Written instruction: Write out the entries again exactly as they are given.

Data entries for graphics
▽
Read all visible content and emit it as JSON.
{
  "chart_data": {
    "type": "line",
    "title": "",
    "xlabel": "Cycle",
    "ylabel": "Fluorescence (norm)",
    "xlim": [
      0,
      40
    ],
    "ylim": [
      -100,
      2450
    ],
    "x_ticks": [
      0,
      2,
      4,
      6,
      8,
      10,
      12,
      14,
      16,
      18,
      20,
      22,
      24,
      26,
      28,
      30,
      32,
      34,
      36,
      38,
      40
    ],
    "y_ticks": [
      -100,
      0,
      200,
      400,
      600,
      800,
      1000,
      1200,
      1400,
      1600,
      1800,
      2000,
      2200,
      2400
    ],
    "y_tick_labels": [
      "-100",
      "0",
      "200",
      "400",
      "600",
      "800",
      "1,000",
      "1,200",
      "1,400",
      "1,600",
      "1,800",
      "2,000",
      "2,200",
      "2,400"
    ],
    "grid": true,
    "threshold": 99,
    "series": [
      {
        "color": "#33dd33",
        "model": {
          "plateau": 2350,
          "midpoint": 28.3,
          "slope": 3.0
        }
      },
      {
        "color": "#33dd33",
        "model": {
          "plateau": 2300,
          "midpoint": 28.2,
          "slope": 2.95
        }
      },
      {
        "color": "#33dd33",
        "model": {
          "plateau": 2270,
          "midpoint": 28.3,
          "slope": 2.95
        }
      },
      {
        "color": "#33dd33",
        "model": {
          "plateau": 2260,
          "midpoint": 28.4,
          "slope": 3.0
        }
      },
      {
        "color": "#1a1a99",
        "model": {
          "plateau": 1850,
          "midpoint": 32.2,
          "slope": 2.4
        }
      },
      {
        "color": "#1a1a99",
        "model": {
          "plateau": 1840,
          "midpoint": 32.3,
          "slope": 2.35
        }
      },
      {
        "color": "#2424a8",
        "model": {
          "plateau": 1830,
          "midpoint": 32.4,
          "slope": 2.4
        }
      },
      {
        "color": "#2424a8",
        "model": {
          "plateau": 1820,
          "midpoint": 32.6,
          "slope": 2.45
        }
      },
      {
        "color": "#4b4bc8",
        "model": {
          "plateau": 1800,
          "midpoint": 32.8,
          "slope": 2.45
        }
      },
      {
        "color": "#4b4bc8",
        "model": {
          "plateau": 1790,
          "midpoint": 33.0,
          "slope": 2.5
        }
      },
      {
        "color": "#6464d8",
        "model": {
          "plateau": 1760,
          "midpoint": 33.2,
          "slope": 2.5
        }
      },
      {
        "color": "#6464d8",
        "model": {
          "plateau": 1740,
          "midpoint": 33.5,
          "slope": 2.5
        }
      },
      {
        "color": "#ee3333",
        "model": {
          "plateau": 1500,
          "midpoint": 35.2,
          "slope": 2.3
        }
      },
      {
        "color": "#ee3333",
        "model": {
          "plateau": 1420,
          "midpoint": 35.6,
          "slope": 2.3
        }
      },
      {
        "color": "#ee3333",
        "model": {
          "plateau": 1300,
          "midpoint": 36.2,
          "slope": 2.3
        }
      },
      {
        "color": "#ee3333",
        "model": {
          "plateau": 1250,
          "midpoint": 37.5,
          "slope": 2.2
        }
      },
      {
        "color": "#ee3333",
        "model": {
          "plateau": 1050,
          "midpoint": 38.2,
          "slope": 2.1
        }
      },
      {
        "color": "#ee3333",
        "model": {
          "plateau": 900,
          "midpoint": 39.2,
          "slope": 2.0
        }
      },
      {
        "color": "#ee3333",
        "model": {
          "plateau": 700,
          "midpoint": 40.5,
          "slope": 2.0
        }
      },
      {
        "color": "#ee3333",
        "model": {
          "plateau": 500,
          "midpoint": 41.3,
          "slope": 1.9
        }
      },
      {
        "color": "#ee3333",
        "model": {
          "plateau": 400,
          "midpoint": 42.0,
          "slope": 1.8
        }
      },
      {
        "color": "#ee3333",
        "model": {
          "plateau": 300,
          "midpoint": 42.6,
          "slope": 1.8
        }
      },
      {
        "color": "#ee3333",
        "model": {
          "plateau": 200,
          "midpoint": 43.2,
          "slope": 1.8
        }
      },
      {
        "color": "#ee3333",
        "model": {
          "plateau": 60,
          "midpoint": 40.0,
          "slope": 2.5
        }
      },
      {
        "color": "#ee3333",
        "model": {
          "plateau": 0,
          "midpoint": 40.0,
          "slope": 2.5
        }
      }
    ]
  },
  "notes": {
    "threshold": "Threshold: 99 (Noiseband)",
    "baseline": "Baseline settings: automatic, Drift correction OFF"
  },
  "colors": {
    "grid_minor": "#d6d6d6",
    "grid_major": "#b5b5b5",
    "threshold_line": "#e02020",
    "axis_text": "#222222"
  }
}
△
Solution to this exercise:
Read all visible content and emit it as JSON.
{
  "chart_data": {
    "type": "line",
    "title": "",
    "xlabel": "Cycle",
    "ylabel": "Fluorescence (norm)",
    "xlim": [
      0,
      40
    ],
    "ylim": [
      -100,
      2450
    ],
    "x_ticks": [
      0,
      2,
      4,
      6,
      8,
      10,
      12,
      14,
      16,
      18,
      20,
      22,
      24,
      26,
      28,
      30,
      32,
      34,
      36,
      38,
      40
    ],
    "y_ticks": [
      -100,
      0,
      200,
      400,
      600,
      800,
      1000,
      1200,
      1400,
      1600,
      1800,
      2000,
      2200,
      2400
    ],
    "y_tick_labels": [
      "-100",
      "0",
      "200",
      "400",
      "600",
      "800",
      "1,000",
      "1,200",
      "1,400",
      "1,600",
      "1,800",
      "2,000",
      "2,200",
      "2,400"
    ],
    "grid": true,
    "threshold": 99,
    "series": [
      {
        "color": "#33dd33",
        "model": {
          "plateau": 2350,
          "midpoint": 28.3,
          "slope": 3.0
        }
      },
      {
        "color": "#33dd33",
        "model": {
          "plateau": 2300,
          "midpoint": 28.2,
          "slope": 2.95
        }
      },
      {
        "color": "#33dd33",
        "model": {
          "plateau": 2270,
          "midpoint": 28.3,
          "slope": 2.95
        }
      },
      {
        "color": "#33dd33",
        "model": {
          "plateau": 2260,
          "midpoint": 28.4,
          "slope": 3.0
        }
      },
      {
        "color": "#1a1a99",
        "model": {
          "plateau": 1850,
          "midpoint": 32.2,
          "slope": 2.4
        }
      },
      {
        "color": "#1a1a99",
        "model": {
          "plateau": 1840,
          "midpoint": 32.3,
          "slope": 2.35
        }
      },
      {
        "color": "#2424a8",
        "model": {
          "plateau": 1830,
          "midpoint": 32.4,
          "slope": 2.4
        }
      },
      {
        "color": "#2424a8",
        "model": {
          "plateau": 1820,
          "midpoint": 32.6,
          "slope": 2.45
        }
      },
      {
        "color": "#4b4bc8",
        "model": {
          "plateau": 1800,
          "midpoint": 32.8,
          "slope": 2.45
        }
      },
      {
        "color": "#4b4bc8",
        "model": {
          "plateau": 1790,
          "midpoint": 33.0,
          "slope": 2.5
        }
      },
      {
        "color": "#6464d8",
        "model": {
          "plateau": 1760,
          "midpoint": 33.2,
          "slope": 2.5
        }
      },
      {
        "color": "#6464d8",
        "model": {
          "plateau": 1740,
          "midpoint": 33.5,
          "slope": 2.5
        }
      },
      {
        "color": "#ee3333",
        "model": {
          "plateau": 1500,
          "midpoint": 35.2,
          "slope": 2.3
        }
      },
      {
        "color": "#ee3333",
        "model": {
          "plateau": 1420,
          "midpoint": 35.6,
          "slope": 2.3
        }
      },
      {
        "color": "#ee3333",
        "model": {
          "plateau": 1300,
          "midpoint": 36.2,
          "slope": 2.3
        }
      },
      {
        "color": "#ee3333",
        "model": {
          "plateau": 1250,
          "midpoint": 37.5,
          "slope": 2.2
        }
      },
      {
        "color": "#ee3333",
        "model": {
          "plateau": 1050,
          "midpoint": 38.2,
          "slope": 2.1
        }
      },
      {
        "color": "#ee3333",
        "model": {
          "plateau": 900,
          "midpoint": 39.2,
          "slope": 2.0
        }
      },
      {
        "color": "#ee3333",
        "model": {
          "plateau": 700,
          "midpoint": 40.5,
          "slope": 2.0
        }
      },
      {
        "color": "#ee3333",
        "model": {
          "plateau": 500,
          "midpoint": 41.3,
          "slope": 1.9
        }
      },
      {
        "color": "#ee3333",
        "model": {
          "plateau": 400,
          "midpoint": 42.0,
          "slope": 1.8
        }
      },
      {
        "color": "#ee3333",
        "model": {
          "plateau": 300,
          "midpoint": 42.6,
          "slope": 1.8
        }
      },
      {
        "color": "#ee3333",
        "model": {
          "plateau": 200,
          "midpoint": 43.2,
          "slope": 1.8
        }
      },
      {
        "color": "#ee3333",
        "model": {
          "plateau": 60,
          "midpoint": 40.0,
          "slope": 2.5
        }
      },
      {
        "color": "#ee3333",
        "model": {
          "plateau": 0,
          "midpoint": 40.0,
          "slope": 2.5
        }
      }
    ]
  },
  "notes": {
    "threshold": "Threshold: 99 (Noiseband)",
    "baseline": "Baseline settings: automatic, Drift correction OFF"
  },
  "colors": {
    "grid_minor": "#d6d6d6",
    "grid_major": "#b5b5b5",
    "threshold_line": "#e02020",
    "axis_text": "#222222"
  }
}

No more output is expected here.